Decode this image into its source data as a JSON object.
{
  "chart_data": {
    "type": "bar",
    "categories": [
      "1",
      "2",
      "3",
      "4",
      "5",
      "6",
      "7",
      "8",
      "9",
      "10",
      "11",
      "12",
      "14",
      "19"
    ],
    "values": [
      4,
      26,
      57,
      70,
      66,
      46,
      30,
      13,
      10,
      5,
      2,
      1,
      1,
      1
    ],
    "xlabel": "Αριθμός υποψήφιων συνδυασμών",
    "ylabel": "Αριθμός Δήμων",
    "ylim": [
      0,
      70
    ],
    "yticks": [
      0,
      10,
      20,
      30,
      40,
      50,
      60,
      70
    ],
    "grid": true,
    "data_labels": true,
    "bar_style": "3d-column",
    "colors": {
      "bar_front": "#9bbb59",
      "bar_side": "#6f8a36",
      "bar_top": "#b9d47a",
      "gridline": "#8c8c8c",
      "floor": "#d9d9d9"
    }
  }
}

-=-=-=-=-

- **Written task**
Copy out each line of the records that holds the string "Αριθμός".

- **Exercise result**
    "xlabel": "Αριθμός υποψήφιων συνδυασμών",
    "ylabel": "Αριθμός Δήμων",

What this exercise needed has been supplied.